Recorded data:
+--

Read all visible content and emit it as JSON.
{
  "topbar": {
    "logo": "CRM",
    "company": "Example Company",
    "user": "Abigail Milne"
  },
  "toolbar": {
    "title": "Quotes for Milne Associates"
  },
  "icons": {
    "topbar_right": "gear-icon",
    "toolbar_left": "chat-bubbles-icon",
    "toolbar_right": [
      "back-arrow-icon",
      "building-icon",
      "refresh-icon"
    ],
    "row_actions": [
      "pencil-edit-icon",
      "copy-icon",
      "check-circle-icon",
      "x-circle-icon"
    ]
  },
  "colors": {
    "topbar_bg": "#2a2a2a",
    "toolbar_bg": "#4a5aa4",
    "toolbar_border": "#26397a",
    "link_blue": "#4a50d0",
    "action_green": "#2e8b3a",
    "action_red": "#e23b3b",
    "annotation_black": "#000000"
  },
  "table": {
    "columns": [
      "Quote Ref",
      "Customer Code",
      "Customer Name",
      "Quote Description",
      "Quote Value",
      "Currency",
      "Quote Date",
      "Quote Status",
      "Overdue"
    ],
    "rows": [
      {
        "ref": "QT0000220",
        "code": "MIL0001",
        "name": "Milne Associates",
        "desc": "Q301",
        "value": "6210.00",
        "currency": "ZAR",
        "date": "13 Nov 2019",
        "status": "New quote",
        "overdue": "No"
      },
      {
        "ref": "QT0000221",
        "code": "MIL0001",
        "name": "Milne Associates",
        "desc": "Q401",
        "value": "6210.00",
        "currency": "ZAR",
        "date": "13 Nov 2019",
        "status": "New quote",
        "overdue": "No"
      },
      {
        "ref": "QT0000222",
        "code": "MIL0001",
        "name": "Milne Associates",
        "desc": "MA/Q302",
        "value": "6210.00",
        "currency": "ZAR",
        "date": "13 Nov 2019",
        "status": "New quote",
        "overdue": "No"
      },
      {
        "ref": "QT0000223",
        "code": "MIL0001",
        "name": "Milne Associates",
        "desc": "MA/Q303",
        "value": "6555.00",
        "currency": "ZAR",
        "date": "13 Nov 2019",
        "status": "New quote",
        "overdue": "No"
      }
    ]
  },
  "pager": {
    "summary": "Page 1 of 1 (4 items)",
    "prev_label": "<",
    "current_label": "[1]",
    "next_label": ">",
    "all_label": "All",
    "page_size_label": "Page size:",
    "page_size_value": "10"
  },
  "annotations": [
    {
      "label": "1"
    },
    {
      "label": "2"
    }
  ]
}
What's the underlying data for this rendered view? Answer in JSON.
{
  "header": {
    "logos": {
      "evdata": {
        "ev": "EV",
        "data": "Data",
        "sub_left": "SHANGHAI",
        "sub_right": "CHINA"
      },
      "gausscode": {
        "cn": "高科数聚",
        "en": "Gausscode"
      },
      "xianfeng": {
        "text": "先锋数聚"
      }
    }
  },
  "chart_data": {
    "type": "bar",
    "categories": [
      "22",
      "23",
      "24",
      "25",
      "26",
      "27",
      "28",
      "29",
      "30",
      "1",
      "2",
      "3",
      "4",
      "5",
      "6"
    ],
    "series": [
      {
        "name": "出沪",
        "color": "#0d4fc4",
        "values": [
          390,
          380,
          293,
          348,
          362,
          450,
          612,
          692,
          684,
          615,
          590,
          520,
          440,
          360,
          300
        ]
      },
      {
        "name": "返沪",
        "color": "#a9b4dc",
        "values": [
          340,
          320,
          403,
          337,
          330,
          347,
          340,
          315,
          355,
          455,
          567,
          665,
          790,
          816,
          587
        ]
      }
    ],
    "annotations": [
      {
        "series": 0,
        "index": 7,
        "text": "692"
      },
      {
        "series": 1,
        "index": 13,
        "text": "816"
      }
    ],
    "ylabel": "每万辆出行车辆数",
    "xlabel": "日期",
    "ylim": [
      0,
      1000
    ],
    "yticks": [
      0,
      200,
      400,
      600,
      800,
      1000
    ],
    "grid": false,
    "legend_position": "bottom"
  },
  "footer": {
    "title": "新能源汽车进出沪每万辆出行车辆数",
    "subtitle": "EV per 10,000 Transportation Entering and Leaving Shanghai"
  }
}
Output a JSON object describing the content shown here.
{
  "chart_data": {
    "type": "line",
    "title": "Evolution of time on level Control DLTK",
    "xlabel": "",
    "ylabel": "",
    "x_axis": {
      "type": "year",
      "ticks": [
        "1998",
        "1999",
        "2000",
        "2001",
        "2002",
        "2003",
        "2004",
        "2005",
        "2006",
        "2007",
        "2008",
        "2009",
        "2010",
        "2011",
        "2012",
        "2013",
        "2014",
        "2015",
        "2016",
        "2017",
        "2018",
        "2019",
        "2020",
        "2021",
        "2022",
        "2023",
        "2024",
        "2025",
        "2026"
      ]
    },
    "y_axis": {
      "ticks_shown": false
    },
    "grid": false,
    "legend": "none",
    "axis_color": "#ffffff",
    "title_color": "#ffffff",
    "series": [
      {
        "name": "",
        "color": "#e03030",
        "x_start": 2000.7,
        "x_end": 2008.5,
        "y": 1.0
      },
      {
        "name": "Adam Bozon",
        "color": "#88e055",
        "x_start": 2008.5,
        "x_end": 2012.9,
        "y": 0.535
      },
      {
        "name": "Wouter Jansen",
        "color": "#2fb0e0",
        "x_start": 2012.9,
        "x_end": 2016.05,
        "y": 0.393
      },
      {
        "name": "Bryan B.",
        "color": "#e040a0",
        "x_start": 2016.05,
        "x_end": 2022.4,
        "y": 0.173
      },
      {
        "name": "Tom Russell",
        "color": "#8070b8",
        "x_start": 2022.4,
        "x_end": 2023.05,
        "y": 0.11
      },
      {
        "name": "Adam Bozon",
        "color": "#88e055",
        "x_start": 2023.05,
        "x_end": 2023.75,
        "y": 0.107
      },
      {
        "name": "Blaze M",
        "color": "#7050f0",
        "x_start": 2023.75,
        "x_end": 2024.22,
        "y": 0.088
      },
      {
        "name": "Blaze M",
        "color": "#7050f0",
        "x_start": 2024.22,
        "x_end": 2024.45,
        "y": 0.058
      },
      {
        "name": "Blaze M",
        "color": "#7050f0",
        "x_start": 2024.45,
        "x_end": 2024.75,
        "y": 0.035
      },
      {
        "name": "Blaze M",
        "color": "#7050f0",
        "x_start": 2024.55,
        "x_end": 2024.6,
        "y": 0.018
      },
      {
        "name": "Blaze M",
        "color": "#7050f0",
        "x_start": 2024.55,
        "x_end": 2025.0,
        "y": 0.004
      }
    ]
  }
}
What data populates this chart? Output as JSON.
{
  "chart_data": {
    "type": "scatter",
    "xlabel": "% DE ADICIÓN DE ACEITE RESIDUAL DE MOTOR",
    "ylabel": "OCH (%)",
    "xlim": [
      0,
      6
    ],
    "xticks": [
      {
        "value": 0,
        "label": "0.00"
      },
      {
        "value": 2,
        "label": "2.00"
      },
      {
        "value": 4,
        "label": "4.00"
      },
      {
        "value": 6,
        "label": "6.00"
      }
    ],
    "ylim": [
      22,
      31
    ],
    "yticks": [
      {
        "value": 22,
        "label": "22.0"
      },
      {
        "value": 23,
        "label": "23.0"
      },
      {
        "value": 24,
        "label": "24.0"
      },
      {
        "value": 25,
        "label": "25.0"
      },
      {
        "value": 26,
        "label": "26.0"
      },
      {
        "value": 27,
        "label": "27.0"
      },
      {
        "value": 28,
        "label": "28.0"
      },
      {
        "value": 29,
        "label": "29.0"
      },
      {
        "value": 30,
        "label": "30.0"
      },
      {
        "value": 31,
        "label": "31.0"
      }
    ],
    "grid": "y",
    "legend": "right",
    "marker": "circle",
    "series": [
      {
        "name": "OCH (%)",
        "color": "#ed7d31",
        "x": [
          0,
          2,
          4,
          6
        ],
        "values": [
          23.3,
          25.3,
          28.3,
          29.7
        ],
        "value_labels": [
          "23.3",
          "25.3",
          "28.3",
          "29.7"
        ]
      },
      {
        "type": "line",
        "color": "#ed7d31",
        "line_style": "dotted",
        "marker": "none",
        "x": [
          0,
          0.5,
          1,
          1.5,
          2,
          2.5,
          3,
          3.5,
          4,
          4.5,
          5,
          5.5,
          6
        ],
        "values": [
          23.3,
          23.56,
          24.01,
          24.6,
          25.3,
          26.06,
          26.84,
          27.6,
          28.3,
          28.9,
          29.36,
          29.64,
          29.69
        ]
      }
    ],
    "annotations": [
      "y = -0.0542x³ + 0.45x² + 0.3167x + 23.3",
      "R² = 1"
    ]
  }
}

+--

Instructions to follow: State how many lines of the listing hold the string "circle"; reply with the number and nothing else.

Result of this exercise: 3